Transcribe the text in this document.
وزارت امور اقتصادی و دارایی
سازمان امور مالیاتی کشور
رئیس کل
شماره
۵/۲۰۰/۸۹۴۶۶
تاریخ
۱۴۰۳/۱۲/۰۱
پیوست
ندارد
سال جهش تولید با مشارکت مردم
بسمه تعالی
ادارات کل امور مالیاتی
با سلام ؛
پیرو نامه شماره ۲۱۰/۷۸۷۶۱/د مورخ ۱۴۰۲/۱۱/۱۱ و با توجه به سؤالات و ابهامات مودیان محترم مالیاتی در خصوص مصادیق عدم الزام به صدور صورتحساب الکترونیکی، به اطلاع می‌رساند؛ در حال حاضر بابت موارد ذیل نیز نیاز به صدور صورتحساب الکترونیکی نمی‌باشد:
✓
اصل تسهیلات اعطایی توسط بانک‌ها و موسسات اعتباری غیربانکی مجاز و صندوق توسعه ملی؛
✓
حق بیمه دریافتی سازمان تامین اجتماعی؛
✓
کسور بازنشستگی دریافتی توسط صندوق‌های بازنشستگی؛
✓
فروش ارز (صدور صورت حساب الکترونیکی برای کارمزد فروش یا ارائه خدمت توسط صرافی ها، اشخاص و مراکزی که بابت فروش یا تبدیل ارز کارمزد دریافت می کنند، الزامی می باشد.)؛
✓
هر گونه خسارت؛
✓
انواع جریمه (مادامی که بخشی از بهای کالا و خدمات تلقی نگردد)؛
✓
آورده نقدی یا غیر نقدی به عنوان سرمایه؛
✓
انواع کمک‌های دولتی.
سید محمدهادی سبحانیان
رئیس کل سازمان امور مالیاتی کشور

What is being asked: Copy every line of the listing where the word "رئیس" appears.

Result:
رئیس کل
رئیس کل سازمان امور مالیاتی کشور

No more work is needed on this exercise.